-------- INFORMATION SHOWN

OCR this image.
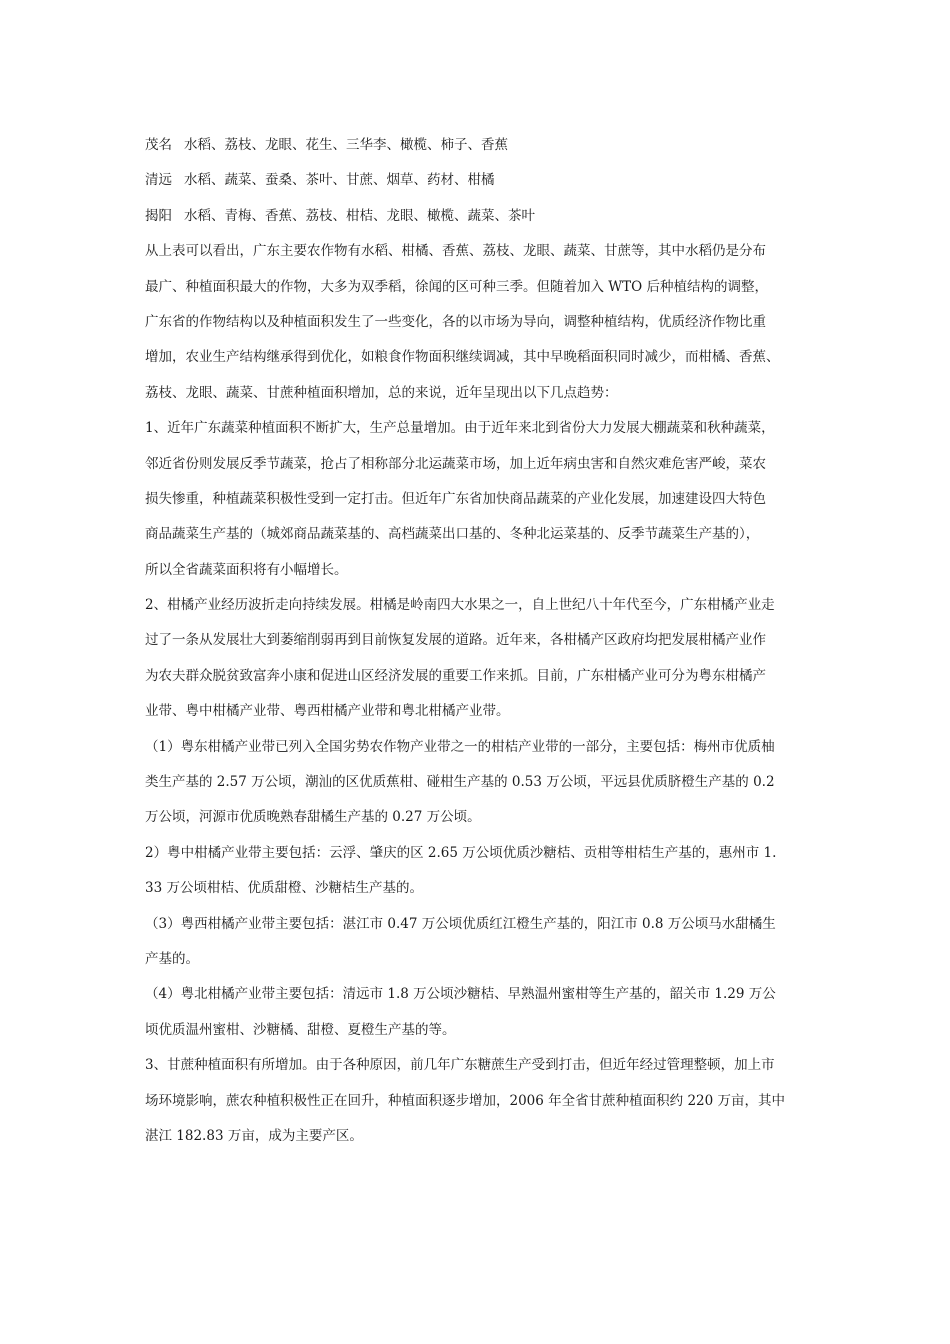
茂名 水稻、荔枝、龙眼、花生、三华李、橄榄、柿子、香蕉
清远 水稻、蔬菜、蚕桑、茶叶、甘蔗、烟草、药材、柑橘
揭阳 水稻、青梅、香蕉、荔枝、柑桔、龙眼、橄榄、蔬菜、茶叶
从上表可以看出，广东主要农作物有水稻、柑橘、香蕉、荔枝、龙眼、蔬菜、甘蔗等，其中水稻仍是分布
最广、种植面积最大的作物，大多为双季稻，徐闻的区可种三季。但随着加入 WTO 后种植结构的调整，
广东省的作物结构以及种植面积发生了一些变化，各的以市场为导向，调整种植结构，优质经济作物比重
增加，农业生产结构继承得到优化，如粮食作物面积继续调减，其中早晚稻面积同时减少，而柑橘、香蕉、
荔枝、龙眼、蔬菜、甘蔗种植面积增加，总的来说，近年呈现出以下几点趋势：
1、近年广东蔬菜种植面积不断扩大，生产总量增加。由于近年来北到省份大力发展大棚蔬菜和秋种蔬菜，
邻近省份则发展反季节蔬菜，抢占了相称部分北运蔬菜市场，加上近年病虫害和自然灾难危害严峻，菜农
损失惨重，种植蔬菜积极性受到一定打击。但近年广东省加快商品蔬菜的产业化发展，加速建设四大特色
商品蔬菜生产基的（城郊商品蔬菜基的、高档蔬菜出口基的、冬种北运菜基的、反季节蔬菜生产基的），
所以全省蔬菜面积将有小幅增长。
2、柑橘产业经历波折走向持续发展。柑橘是岭南四大水果之一，自上世纪八十年代至今，广东柑橘产业走
过了一条从发展壮大到萎缩削弱再到目前恢复发展的道路。近年来，各柑橘产区政府均把发展柑橘产业作
为农夫群众脱贫致富奔小康和促进山区经济发展的重要工作来抓。目前，广东柑橘产业可分为粤东柑橘产
业带、粤中柑橘产业带、粤西柑橘产业带和粤北柑橘产业带。
（1）粤东柑橘产业带已列入全国劣势农作物产业带之一的柑桔产业带的一部分，主要包括：梅州市优质柚
类生产基的 2.57 万公顷，潮汕的区优质蕉柑、碰柑生产基的 0.53 万公顷，平远县优质脐橙生产基的 0.2
万公顷，河源市优质晚熟春甜橘生产基的 0.27 万公顷。
2）粤中柑橘产业带主要包括：云浮、肇庆的区 2.65 万公顷优质沙糖桔、贡柑等柑桔生产基的，惠州市 1.
33 万公顷柑桔、优质甜橙、沙糖桔生产基的。
（3）粤西柑橘产业带主要包括：湛江市 0.47 万公顷优质红江橙生产基的，阳江市 0.8 万公顷马水甜橘生
产基的。
（4）粤北柑橘产业带主要包括：清远市 1.8 万公顷沙糖桔、早熟温州蜜柑等生产基的，韶关市 1.29 万公
顷优质温州蜜柑、沙糖橘、甜橙、夏橙生产基的等。
3、甘蔗种植面积有所增加。由于各种原因，前几年广东糖蔗生产受到打击，但近年经过管理整顿，加上市
场环境影响，蔗农种植积极性正在回升，种植面积逐步增加，2006 年全省甘蔗种植面积约 220 万亩，其中
湛江 182.83 万亩，成为主要产区。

----------------

### REQUEST
The data above needs to be retyped exactly, with the images left out.

### COMPLETE OUTPUT
OCR this image.
茂名 水稻、荔枝、龙眼、花生、三华李、橄榄、柿子、香蕉
清远 水稻、蔬菜、蚕桑、茶叶、甘蔗、烟草、药材、柑橘
揭阳 水稻、青梅、香蕉、荔枝、柑桔、龙眼、橄榄、蔬菜、茶叶
从上表可以看出，广东主要农作物有水稻、柑橘、香蕉、荔枝、龙眼、蔬菜、甘蔗等，其中水稻仍是分布
最广、种植面积最大的作物，大多为双季稻，徐闻的区可种三季。但随着加入 WTO 后种植结构的调整，
广东省的作物结构以及种植面积发生了一些变化，各的以市场为导向，调整种植结构，优质经济作物比重
增加，农业生产结构继承得到优化，如粮食作物面积继续调减，其中早晚稻面积同时减少，而柑橘、香蕉、
荔枝、龙眼、蔬菜、甘蔗种植面积增加，总的来说，近年呈现出以下几点趋势：
1、近年广东蔬菜种植面积不断扩大，生产总量增加。由于近年来北到省份大力发展大棚蔬菜和秋种蔬菜，
邻近省份则发展反季节蔬菜，抢占了相称部分北运蔬菜市场，加上近年病虫害和自然灾难危害严峻，菜农
损失惨重，种植蔬菜积极性受到一定打击。但近年广东省加快商品蔬菜的产业化发展，加速建设四大特色
商品蔬菜生产基的（城郊商品蔬菜基的、高档蔬菜出口基的、冬种北运菜基的、反季节蔬菜生产基的），
所以全省蔬菜面积将有小幅增长。
2、柑橘产业经历波折走向持续发展。柑橘是岭南四大水果之一，自上世纪八十年代至今，广东柑橘产业走
过了一条从发展壮大到萎缩削弱再到目前恢复发展的道路。近年来，各柑橘产区政府均把发展柑橘产业作
为农夫群众脱贫致富奔小康和促进山区经济发展的重要工作来抓。目前，广东柑橘产业可分为粤东柑橘产
业带、粤中柑橘产业带、粤西柑橘产业带和粤北柑橘产业带。
（1）粤东柑橘产业带已列入全国劣势农作物产业带之一的柑桔产业带的一部分，主要包括：梅州市优质柚
类生产基的 2.57 万公顷，潮汕的区优质蕉柑、碰柑生产基的 0.53 万公顷，平远县优质脐橙生产基的 0.2
万公顷，河源市优质晚熟春甜橘生产基的 0.27 万公顷。
2）粤中柑橘产业带主要包括：云浮、肇庆的区 2.65 万公顷优质沙糖桔、贡柑等柑桔生产基的，惠州市 1.
33 万公顷柑桔、优质甜橙、沙糖桔生产基的。
（3）粤西柑橘产业带主要包括：湛江市 0.47 万公顷优质红江橙生产基的，阳江市 0.8 万公顷马水甜橘生
产基的。
（4）粤北柑橘产业带主要包括：清远市 1.8 万公顷沙糖桔、早熟温州蜜柑等生产基的，韶关市 1.29 万公
顷优质温州蜜柑、沙糖橘、甜橙、夏橙生产基的等。
3、甘蔗种植面积有所增加。由于各种原因，前几年广东糖蔗生产受到打击，但近年经过管理整顿，加上市
场环境影响，蔗农种植积极性正在回升，种植面积逐步增加，2006 年全省甘蔗种植面积约 220 万亩，其中
湛江 182.83 万亩，成为主要产区。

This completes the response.